■ Given exercise ■
Will you output all of the data below exactly, omitting the images?

■ Material for this task ■
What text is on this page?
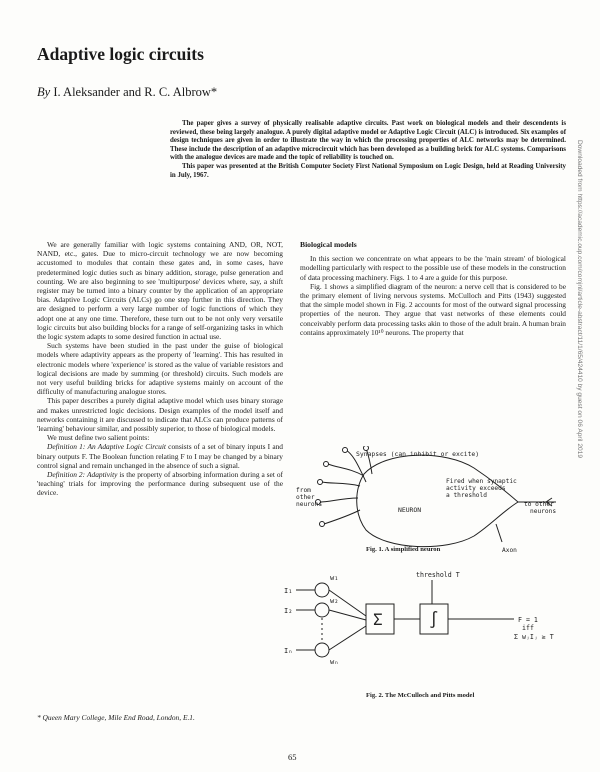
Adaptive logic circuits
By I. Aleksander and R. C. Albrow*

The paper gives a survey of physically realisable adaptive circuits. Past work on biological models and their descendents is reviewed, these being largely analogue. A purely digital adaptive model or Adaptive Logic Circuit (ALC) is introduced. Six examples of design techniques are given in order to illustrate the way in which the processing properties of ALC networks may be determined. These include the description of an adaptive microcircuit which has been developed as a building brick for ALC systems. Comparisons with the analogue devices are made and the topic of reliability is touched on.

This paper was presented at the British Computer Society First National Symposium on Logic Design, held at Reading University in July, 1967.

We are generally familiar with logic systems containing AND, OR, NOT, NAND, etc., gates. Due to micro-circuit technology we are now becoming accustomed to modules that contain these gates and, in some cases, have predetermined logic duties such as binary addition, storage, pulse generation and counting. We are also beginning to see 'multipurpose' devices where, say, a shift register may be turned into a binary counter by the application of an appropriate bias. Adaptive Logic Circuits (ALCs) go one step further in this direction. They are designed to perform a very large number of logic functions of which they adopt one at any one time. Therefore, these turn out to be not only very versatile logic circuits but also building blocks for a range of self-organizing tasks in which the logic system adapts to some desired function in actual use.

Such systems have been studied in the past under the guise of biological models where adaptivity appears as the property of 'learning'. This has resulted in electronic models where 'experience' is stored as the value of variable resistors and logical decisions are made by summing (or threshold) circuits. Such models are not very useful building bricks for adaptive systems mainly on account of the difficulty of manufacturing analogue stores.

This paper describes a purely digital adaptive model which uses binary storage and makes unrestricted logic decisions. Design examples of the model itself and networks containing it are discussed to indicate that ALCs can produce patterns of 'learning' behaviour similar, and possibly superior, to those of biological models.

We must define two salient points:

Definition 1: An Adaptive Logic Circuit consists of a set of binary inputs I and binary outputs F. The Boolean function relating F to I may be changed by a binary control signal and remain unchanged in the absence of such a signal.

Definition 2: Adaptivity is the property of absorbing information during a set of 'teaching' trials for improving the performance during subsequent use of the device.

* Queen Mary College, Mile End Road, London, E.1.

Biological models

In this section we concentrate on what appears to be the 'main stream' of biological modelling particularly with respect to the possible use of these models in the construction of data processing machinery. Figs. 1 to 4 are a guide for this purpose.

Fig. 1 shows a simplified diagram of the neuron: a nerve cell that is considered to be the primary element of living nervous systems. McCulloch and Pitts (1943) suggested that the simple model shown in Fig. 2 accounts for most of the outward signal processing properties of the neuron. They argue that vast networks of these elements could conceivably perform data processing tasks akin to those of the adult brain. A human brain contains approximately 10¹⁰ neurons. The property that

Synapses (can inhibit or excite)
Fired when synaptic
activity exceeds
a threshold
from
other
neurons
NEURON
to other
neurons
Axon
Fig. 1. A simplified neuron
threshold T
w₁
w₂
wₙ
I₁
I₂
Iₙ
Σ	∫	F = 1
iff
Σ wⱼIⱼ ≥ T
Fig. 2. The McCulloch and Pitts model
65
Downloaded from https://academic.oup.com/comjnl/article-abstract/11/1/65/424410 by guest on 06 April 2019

■ Final result ■
What text is on this page?
Adaptive logic circuits
By I. Aleksander and R. C. Albrow*

The paper gives a survey of physically realisable adaptive circuits. Past work on biological models and their descendents is reviewed, these being largely analogue. A purely digital adaptive model or Adaptive Logic Circuit (ALC) is introduced. Six examples of design techniques are given in order to illustrate the way in which the processing properties of ALC networks may be determined. These include the description of an adaptive microcircuit which has been developed as a building brick for ALC systems. Comparisons with the analogue devices are made and the topic of reliability is touched on.

This paper was presented at the British Computer Society First National Symposium on Logic Design, held at Reading University in July, 1967.

We are generally familiar with logic systems containing AND, OR, NOT, NAND, etc., gates. Due to micro-circuit technology we are now becoming accustomed to modules that contain these gates and, in some cases, have predetermined logic duties such as binary addition, storage, pulse generation and counting. We are also beginning to see 'multipurpose' devices where, say, a shift register may be turned into a binary counter by the application of an appropriate bias. Adaptive Logic Circuits (ALCs) go one step further in this direction. They are designed to perform a very large number of logic functions of which they adopt one at any one time. Therefore, these turn out to be not only very versatile logic circuits but also building blocks for a range of self-organizing tasks in which the logic system adapts to some desired function in actual use.

Such systems have been studied in the past under the guise of biological models where adaptivity appears as the property of 'learning'. This has resulted in electronic models where 'experience' is stored as the value of variable resistors and logical decisions are made by summing (or threshold) circuits. Such models are not very useful building bricks for adaptive systems mainly on account of the difficulty of manufacturing analogue stores.

This paper describes a purely digital adaptive model which uses binary storage and makes unrestricted logic decisions. Design examples of the model itself and networks containing it are discussed to indicate that ALCs can produce patterns of 'learning' behaviour similar, and possibly superior, to those of biological models.

We must define two salient points:

Definition 1: An Adaptive Logic Circuit consists of a set of binary inputs I and binary outputs F. The Boolean function relating F to I may be changed by a binary control signal and remain unchanged in the absence of such a signal.

Definition 2: Adaptivity is the property of absorbing information during a set of 'teaching' trials for improving the performance during subsequent use of the device.

* Queen Mary College, Mile End Road, London, E.1.

Biological models

In this section we concentrate on what appears to be the 'main stream' of biological modelling particularly with respect to the possible use of these models in the construction of data processing machinery. Figs. 1 to 4 are a guide for this purpose.

Fig. 1 shows a simplified diagram of the neuron: a nerve cell that is considered to be the primary element of living nervous systems. McCulloch and Pitts (1943) suggested that the simple model shown in Fig. 2 accounts for most of the outward signal processing properties of the neuron. They argue that vast networks of these elements could conceivably perform data processing tasks akin to those of the adult brain. A human brain contains approximately 10¹⁰ neurons. The property that

Synapses (can inhibit or excite)
Fired when synaptic
activity exceeds
a threshold
from
other
neurons
NEURON
to other
neurons
Axon
Fig. 1. A simplified neuron
threshold T
w₁
w₂
wₙ
I₁
I₂
Iₙ
Σ	∫	F = 1
iff
Σ wⱼIⱼ ≥ T
Fig. 2. The McCulloch and Pitts model
65
Downloaded from https://academic.oup.com/comjnl/article-abstract/11/1/65/424410 by guest on 06 April 2019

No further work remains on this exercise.